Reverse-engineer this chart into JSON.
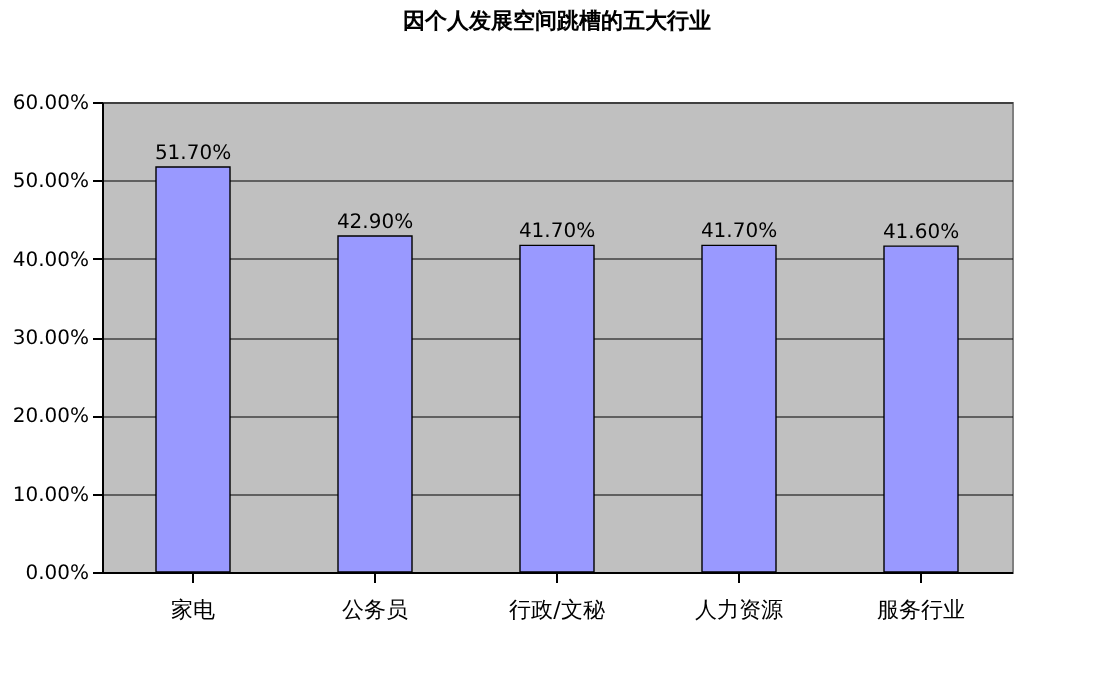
{
  "chart_data": {
    "type": "bar",
    "title": "因个人发展空间跳槽的五大行业",
    "categories": [
      "家电",
      "公务员",
      "行政/文秘",
      "人力资源",
      "服务行业"
    ],
    "values": [
      51.7,
      42.9,
      41.7,
      41.7,
      41.6
    ],
    "value_labels": [
      "51.70%",
      "42.90%",
      "41.70%",
      "41.70%",
      "41.60%"
    ],
    "color": "#9999ff",
    "ylim": [
      0,
      60
    ],
    "yticks": [
      {
        "value": 0,
        "label": "0.00%"
      },
      {
        "value": 10,
        "label": "10.00%"
      },
      {
        "value": 20,
        "label": "20.00%"
      },
      {
        "value": 30,
        "label": "30.00%"
      },
      {
        "value": 40,
        "label": "40.00%"
      },
      {
        "value": 50,
        "label": "50.00%"
      },
      {
        "value": 60,
        "label": "60.00%"
      }
    ],
    "grid": "y"
  }
}
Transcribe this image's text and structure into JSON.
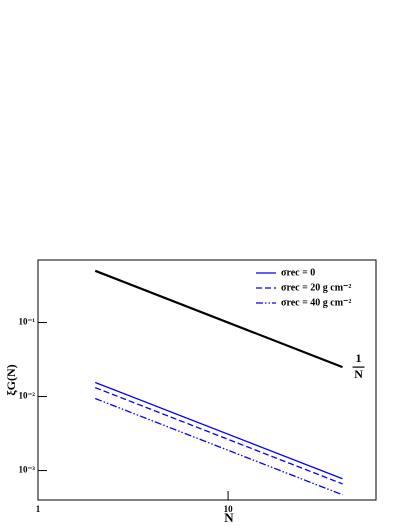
{
  "chart_data": {
    "type": "line",
    "xlabel": "N",
    "ylabel": "ξG(N)",
    "xscale": "log",
    "yscale": "log",
    "xlim": [
      1,
      60
    ],
    "ylim": [
      0.0004,
      0.7
    ],
    "xticks": [
      1,
      10
    ],
    "yticks": [
      {
        "value": 0.001,
        "label": "10⁻³"
      },
      {
        "value": 0.01,
        "label": "10⁻²"
      },
      {
        "value": 0.1,
        "label": "10⁻¹"
      }
    ],
    "legend": "upper right",
    "annotation": {
      "numerator": "1",
      "denominator": "N"
    },
    "series": [
      {
        "name": "1/N",
        "legend": false,
        "color": "#000000",
        "style": "solid",
        "width": 2.2,
        "x": [
          2,
          40
        ],
        "values": [
          0.5,
          0.025
        ]
      },
      {
        "name": "σrec = 0",
        "color": "#0000ff",
        "style": "solid",
        "width": 1.3,
        "x": [
          2,
          40
        ],
        "values": [
          0.0155,
          0.000775
        ]
      },
      {
        "name": "σrec = 20 g cm⁻²",
        "color": "#0000ff",
        "style": "dashed",
        "width": 1.3,
        "x": [
          2,
          40
        ],
        "values": [
          0.0132,
          0.00066
        ]
      },
      {
        "name": "σrec = 40 g cm⁻²",
        "color": "#0000ff",
        "style": "dashdot",
        "width": 1.3,
        "x": [
          2,
          40
        ],
        "values": [
          0.0094,
          0.00047
        ]
      }
    ]
  }
}
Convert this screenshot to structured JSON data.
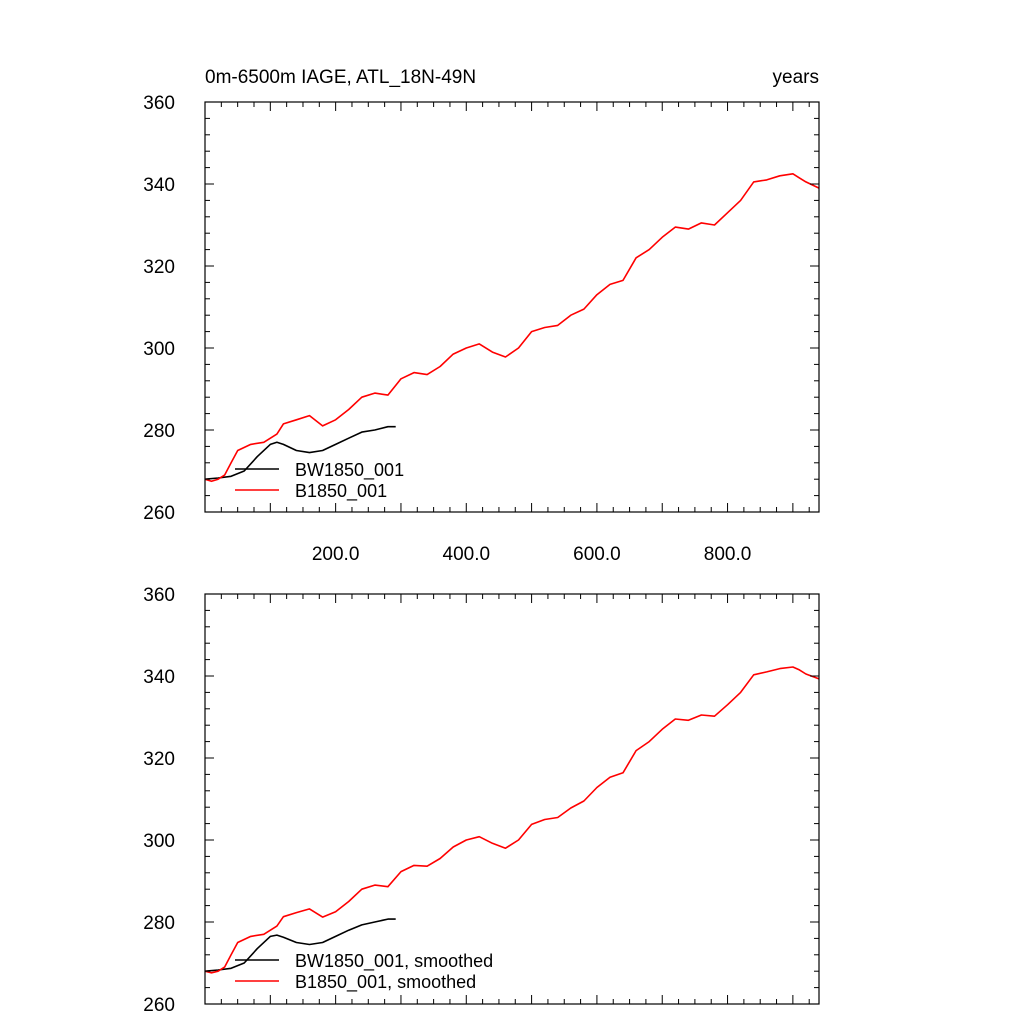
{
  "chart_data": [
    {
      "type": "line",
      "title_left": "0m-6500m IAGE, ATL_18N-49N",
      "title_right": "years",
      "xlim": [
        0,
        940
      ],
      "ylim": [
        260,
        360
      ],
      "xticks": [
        200,
        400,
        600,
        800
      ],
      "xtick_labels": [
        "200.0",
        "400.0",
        "600.0",
        "800.0"
      ],
      "yticks": [
        260,
        280,
        300,
        320,
        340,
        360
      ],
      "ytick_labels": [
        "260",
        "280",
        "300",
        "320",
        "340",
        "360"
      ],
      "legend_position": "bottom-left",
      "series": [
        {
          "name": "BW1850_001",
          "color": "#000000",
          "x": [
            0,
            20,
            40,
            60,
            80,
            100,
            110,
            120,
            140,
            160,
            180,
            200,
            220,
            240,
            260,
            280,
            292
          ],
          "y": [
            268,
            268.3,
            268.7,
            270,
            273.5,
            276.5,
            277,
            276.5,
            275,
            274.5,
            275,
            276.5,
            278,
            279.5,
            280,
            280.8,
            280.8
          ]
        },
        {
          "name": "B1850_001",
          "color": "#ff0000",
          "x": [
            0,
            10,
            20,
            30,
            40,
            50,
            70,
            90,
            110,
            120,
            140,
            160,
            180,
            200,
            220,
            240,
            260,
            280,
            300,
            320,
            340,
            360,
            380,
            400,
            420,
            440,
            460,
            480,
            500,
            520,
            540,
            560,
            580,
            600,
            620,
            640,
            660,
            680,
            700,
            720,
            740,
            760,
            780,
            800,
            820,
            840,
            860,
            880,
            900,
            910,
            920,
            940
          ],
          "y": [
            268,
            267.5,
            268,
            269,
            272,
            275,
            276.5,
            277,
            279,
            281.5,
            282.5,
            283.5,
            281,
            282.5,
            285,
            288,
            289,
            288.5,
            292.5,
            294,
            293.5,
            295.5,
            298.5,
            300,
            301,
            299,
            297.8,
            300,
            304,
            305,
            305.5,
            308,
            309.5,
            313,
            315.5,
            316.5,
            322,
            324,
            327,
            329.5,
            329,
            330.5,
            330,
            333,
            336,
            340.5,
            341,
            342,
            342.5,
            341.5,
            340.5,
            339
          ]
        }
      ]
    },
    {
      "type": "line",
      "xlim": [
        0,
        940
      ],
      "ylim": [
        260,
        360
      ],
      "yticks": [
        260,
        280,
        300,
        320,
        340,
        360
      ],
      "ytick_labels": [
        "260",
        "280",
        "300",
        "320",
        "340",
        "360"
      ],
      "legend_position": "bottom-left",
      "series": [
        {
          "name": "BW1850_001, smoothed",
          "color": "#000000",
          "x": [
            0,
            20,
            40,
            60,
            80,
            100,
            110,
            120,
            140,
            160,
            180,
            200,
            220,
            240,
            260,
            280,
            292
          ],
          "y": [
            268,
            268.3,
            268.7,
            270,
            273.5,
            276.5,
            276.8,
            276.3,
            275,
            274.5,
            275,
            276.5,
            278,
            279.3,
            280,
            280.7,
            280.7
          ]
        },
        {
          "name": "B1850_001, smoothed",
          "color": "#ff0000",
          "x": [
            0,
            10,
            20,
            30,
            40,
            50,
            70,
            90,
            110,
            120,
            140,
            160,
            180,
            200,
            220,
            240,
            260,
            280,
            300,
            320,
            340,
            360,
            380,
            400,
            420,
            440,
            460,
            480,
            500,
            520,
            540,
            560,
            580,
            600,
            620,
            640,
            660,
            680,
            700,
            720,
            740,
            760,
            780,
            800,
            820,
            840,
            860,
            880,
            900,
            910,
            920,
            940
          ],
          "y": [
            268,
            267.6,
            268,
            269,
            272,
            275,
            276.5,
            277,
            279,
            281.3,
            282.3,
            283.2,
            281.2,
            282.5,
            285,
            288,
            289,
            288.6,
            292.3,
            293.8,
            293.6,
            295.5,
            298.3,
            300,
            300.8,
            299.2,
            298,
            300,
            303.8,
            305,
            305.5,
            307.8,
            309.5,
            312.8,
            315.3,
            316.4,
            321.8,
            324,
            327,
            329.5,
            329.2,
            330.5,
            330.2,
            333,
            336,
            340.3,
            341,
            341.8,
            342.2,
            341.5,
            340.5,
            339.3
          ]
        }
      ]
    }
  ]
}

········

> Task to carry out
Give an exact copy of the material, leaving out every picture.

> Task result
Reverse-engineer this chart into JSON.
{
  "chart_data": {
    "type": "bar",
    "title": "因个人发展空间跳槽的五大行业",
    "categories": [
      "家电",
      "公务员",
      "行政/文秘",
      "人力资源",
      "服务行业"
    ],
    "values": [
      51.7,
      42.9,
      41.7,
      41.7,
      41.6
    ],
    "value_labels": [
      "51.70%",
      "42.90%",
      "41.70%",
      "41.70%",
      "41.60%"
    ],
    "color": "#9999ff",
    "ylim": [
      0,
      60
    ],
    "yticks": [
      {
        "value": 0,
        "label": "0.00%"
      },
      {
        "value": 10,
        "label": "10.00%"
      },
      {
        "value": 20,
        "label": "20.00%"
      },
      {
        "value": 30,
        "label": "30.00%"
      },
      {
        "value": 40,
        "label": "40.00%"
      },
      {
        "value": 50,
        "label": "50.00%"
      },
      {
        "value": 60,
        "label": "60.00%"
      }
    ],
    "grid": "y"
  }
}
Transcribe this image's text and structure into JSON.
{
  "chart_data": {
    "type": "line",
    "xlabel": "N",
    "ylabel": "ξG(N)",
    "xscale": "log",
    "yscale": "log",
    "xlim": [
      1,
      60
    ],
    "ylim": [
      0.0004,
      0.7
    ],
    "xticks": [
      1,
      10
    ],
    "yticks": [
      {
        "value": 0.001,
        "label": "10⁻³"
      },
      {
        "value": 0.01,
        "label": "10⁻²"
      },
      {
        "value": 0.1,
        "label": "10⁻¹"
      }
    ],
    "legend": "upper right",
    "annotation": {
      "numerator": "1",
      "denominator": "N"
    },
    "series": [
      {
        "name": "1/N",
        "legend": false,
        "color": "#000000",
        "style": "solid",
        "width": 2.2,
        "x": [
          2,
          40
        ],
        "values": [
          0.5,
          0.025
        ]
      },
      {
        "name": "σrec = 0",
        "color": "#0000ff",
        "style": "solid",
        "width": 1.3,
        "x": [
          2,
          40
        ],
        "values": [
          0.0155,
          0.000775
        ]
      },
      {
        "name": "σrec = 20 g cm⁻²",
        "color": "#0000ff",
        "style": "dashed",
        "width": 1.3,
        "x": [
          2,
          40
        ],
        "values": [
          0.0132,
          0.00066
        ]
      },
      {
        "name": "σrec = 40 g cm⁻²",
        "color": "#0000ff",
        "style": "dashdot",
        "width": 1.3,
        "x": [
          2,
          40
        ],
        "values": [
          0.0094,
          0.00047
        ]
      }
    ]
  }
}
Convert this screenshot to structured JSON data.
{
  "chart_data": [
    {
      "type": "line",
      "title_left": "0m-6500m IAGE, ATL_18N-49N",
      "title_right": "years",
      "xlim": [
        0,
        940
      ],
      "ylim": [
        260,
        360
      ],
      "xticks": [
        200,
        400,
        600,
        800
      ],
      "xtick_labels": [
        "200.0",
        "400.0",
        "600.0",
        "800.0"
      ],
      "yticks": [
        260,
        280,
        300,
        320,
        340,
        360
      ],
      "ytick_labels": [
        "260",
        "280",
        "300",
        "320",
        "340",
        "360"
      ],
      "legend_position": "bottom-left",
      "series": [
        {
          "name": "BW1850_001",
          "color": "#000000",
          "x": [
            0,
            20,
            40,
            60,
            80,
            100,
            110,
            120,
            140,
            160,
            180,
            200,
            220,
            240,
            260,
            280,
            292
          ],
          "y": [
            268,
            268.3,
            268.7,
            270,
            273.5,
            276.5,
            277,
            276.5,
            275,
            274.5,
            275,
            276.5,
            278,
            279.5,
            280,
            280.8,
            280.8
          ]
        },
        {
          "name": "B1850_001",
          "color": "#ff0000",
          "x": [
            0,
            10,
            20,
            30,
            40,
            50,
            70,
            90,
            110,
            120,
            140,
            160,
            180,
            200,
            220,
            240,
            260,
            280,
            300,
            320,
            340,
            360,
            380,
            400,
            420,
            440,
            460,
            480,
            500,
            520,
            540,
            560,
            580,
            600,
            620,
            640,
            660,
            680,
            700,
            720,
            740,
            760,
            780,
            800,
            820,
            840,
            860,
            880,
            900,
            910,
            920,
            940
          ],
          "y": [
            268,
            267.5,
            268,
            269,
            272,
            275,
            276.5,
            277,
            279,
            281.5,
            282.5,
            283.5,
            281,
            282.5,
            285,
            288,
            289,
            288.5,
            292.5,
            294,
            293.5,
            295.5,
            298.5,
            300,
            301,
            299,
            297.8,
            300,
            304,
            305,
            305.5,
            308,
            309.5,
            313,
            315.5,
            316.5,
            322,
            324,
            327,
            329.5,
            329,
            330.5,
            330,
            333,
            336,
            340.5,
            341,
            342,
            342.5,
            341.5,
            340.5,
            339
          ]
        }
      ]
    },
    {
      "type": "line",
      "xlim": [
        0,
        940
      ],
      "ylim": [
        260,
        360
      ],
      "yticks": [
        260,
        280,
        300,
        320,
        340,
        360
      ],
      "ytick_labels": [
        "260",
        "280",
        "300",
        "320",
        "340",
        "360"
      ],
      "legend_position": "bottom-left",
      "series": [
        {
          "name": "BW1850_001, smoothed",
          "color": "#000000",
          "x": [
            0,
            20,
            40,
            60,
            80,
            100,
            110,
            120,
            140,
            160,
            180,
            200,
            220,
            240,
            260,
            280,
            292
          ],
          "y": [
            268,
            268.3,
            268.7,
            270,
            273.5,
            276.5,
            276.8,
            276.3,
            275,
            274.5,
            275,
            276.5,
            278,
            279.3,
            280,
            280.7,
            280.7
          ]
        },
        {
          "name": "B1850_001, smoothed",
          "color": "#ff0000",
          "x": [
            0,
            10,
            20,
            30,
            40,
            50,
            70,
            90,
            110,
            120,
            140,
            160,
            180,
            200,
            220,
            240,
            260,
            280,
            300,
            320,
            340,
            360,
            380,
            400,
            420,
            440,
            460,
            480,
            500,
            520,
            540,
            560,
            580,
            600,
            620,
            640,
            660,
            680,
            700,
            720,
            740,
            760,
            780,
            800,
            820,
            840,
            860,
            880,
            900,
            910,
            920,
            940
          ],
          "y": [
            268,
            267.6,
            268,
            269,
            272,
            275,
            276.5,
            277,
            279,
            281.3,
            282.3,
            283.2,
            281.2,
            282.5,
            285,
            288,
            289,
            288.6,
            292.3,
            293.8,
            293.6,
            295.5,
            298.3,
            300,
            300.8,
            299.2,
            298,
            300,
            303.8,
            305,
            305.5,
            307.8,
            309.5,
            312.8,
            315.3,
            316.4,
            321.8,
            324,
            327,
            329.5,
            329.2,
            330.5,
            330.2,
            333,
            336,
            340.3,
            341,
            341.8,
            342.2,
            341.5,
            340.5,
            339.3
          ]
        }
      ]
    }
  ]
}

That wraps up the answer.